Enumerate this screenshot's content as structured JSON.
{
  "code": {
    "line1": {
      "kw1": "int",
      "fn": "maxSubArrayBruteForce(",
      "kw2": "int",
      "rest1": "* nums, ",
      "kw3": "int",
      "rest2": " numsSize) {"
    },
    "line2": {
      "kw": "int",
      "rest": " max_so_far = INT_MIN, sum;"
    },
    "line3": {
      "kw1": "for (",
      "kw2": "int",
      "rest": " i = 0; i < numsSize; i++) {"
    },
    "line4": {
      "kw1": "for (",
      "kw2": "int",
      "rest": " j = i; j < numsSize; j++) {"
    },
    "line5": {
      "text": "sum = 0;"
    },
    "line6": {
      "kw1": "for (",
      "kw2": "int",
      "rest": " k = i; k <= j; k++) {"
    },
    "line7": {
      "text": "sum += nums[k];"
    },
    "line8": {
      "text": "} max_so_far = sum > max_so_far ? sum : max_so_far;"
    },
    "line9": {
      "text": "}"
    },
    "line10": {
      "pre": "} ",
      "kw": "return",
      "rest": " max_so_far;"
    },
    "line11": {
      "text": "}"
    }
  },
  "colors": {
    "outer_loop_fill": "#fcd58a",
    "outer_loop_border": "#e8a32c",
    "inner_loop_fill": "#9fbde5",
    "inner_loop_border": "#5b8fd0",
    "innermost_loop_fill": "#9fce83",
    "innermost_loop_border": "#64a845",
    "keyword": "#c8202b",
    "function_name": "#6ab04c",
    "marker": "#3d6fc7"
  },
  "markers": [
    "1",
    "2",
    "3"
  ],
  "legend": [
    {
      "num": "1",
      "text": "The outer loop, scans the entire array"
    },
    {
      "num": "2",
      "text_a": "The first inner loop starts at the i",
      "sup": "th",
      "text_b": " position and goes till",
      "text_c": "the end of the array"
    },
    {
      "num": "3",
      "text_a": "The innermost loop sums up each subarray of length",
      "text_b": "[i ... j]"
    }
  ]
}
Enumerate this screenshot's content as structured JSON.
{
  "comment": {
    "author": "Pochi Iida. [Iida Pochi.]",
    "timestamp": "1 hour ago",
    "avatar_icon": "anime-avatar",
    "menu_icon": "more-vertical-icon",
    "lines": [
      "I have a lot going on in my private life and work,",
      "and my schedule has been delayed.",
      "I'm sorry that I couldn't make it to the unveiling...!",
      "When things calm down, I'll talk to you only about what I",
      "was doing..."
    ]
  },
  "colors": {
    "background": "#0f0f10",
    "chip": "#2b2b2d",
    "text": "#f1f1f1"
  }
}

====

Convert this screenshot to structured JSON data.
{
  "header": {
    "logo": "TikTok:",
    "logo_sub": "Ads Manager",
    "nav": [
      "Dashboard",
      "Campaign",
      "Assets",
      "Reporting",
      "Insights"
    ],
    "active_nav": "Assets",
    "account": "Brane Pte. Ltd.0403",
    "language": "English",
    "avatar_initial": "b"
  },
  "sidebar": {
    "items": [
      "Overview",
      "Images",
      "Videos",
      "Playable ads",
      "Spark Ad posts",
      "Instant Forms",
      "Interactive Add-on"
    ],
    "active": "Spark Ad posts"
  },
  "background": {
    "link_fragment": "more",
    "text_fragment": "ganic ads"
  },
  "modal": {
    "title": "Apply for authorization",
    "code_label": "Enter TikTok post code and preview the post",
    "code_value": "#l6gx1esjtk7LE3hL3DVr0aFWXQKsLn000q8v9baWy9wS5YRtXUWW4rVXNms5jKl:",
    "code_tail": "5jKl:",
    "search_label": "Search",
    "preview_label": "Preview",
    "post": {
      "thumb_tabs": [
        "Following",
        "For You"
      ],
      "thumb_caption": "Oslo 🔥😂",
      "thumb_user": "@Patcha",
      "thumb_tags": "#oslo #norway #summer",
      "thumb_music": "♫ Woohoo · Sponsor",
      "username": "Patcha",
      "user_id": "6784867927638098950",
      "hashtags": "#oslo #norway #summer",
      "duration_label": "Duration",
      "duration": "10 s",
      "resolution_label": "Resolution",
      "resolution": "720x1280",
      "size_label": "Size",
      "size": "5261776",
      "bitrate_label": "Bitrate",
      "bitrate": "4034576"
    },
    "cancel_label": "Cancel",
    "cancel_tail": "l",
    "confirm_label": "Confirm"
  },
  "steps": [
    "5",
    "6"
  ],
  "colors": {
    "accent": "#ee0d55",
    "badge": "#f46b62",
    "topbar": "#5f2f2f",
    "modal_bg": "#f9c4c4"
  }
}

====

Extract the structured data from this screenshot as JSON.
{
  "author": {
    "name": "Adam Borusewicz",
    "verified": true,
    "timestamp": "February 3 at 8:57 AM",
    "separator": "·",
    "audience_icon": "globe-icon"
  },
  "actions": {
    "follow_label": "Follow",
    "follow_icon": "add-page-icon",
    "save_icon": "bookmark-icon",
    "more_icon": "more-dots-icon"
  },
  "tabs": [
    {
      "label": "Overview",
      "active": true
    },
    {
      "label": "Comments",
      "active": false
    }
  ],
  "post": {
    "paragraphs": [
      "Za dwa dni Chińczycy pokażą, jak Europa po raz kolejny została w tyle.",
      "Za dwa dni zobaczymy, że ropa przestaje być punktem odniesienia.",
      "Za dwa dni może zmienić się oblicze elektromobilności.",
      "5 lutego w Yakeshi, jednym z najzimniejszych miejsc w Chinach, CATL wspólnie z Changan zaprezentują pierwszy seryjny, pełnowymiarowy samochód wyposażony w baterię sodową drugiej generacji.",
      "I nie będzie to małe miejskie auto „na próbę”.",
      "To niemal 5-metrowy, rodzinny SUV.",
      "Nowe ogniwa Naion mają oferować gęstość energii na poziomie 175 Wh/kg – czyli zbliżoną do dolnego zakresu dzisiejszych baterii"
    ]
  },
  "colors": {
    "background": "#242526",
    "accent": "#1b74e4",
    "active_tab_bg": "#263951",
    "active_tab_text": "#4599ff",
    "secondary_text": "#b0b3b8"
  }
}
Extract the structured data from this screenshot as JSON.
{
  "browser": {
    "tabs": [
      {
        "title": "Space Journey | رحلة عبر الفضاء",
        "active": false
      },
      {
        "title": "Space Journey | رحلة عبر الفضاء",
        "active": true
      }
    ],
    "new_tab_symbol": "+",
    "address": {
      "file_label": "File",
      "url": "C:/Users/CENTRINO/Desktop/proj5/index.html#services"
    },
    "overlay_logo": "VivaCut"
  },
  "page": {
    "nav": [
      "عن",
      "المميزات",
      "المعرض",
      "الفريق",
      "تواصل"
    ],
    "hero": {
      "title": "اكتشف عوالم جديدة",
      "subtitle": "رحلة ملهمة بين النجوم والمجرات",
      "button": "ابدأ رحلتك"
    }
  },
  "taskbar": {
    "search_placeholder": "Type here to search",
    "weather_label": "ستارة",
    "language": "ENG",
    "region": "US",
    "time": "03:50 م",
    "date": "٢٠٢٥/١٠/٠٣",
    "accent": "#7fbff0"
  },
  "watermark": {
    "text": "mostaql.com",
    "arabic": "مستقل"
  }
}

====

▶ [Required task] Write only the number of lines in the data above that include "numsSize".

▶ [Correct result] 3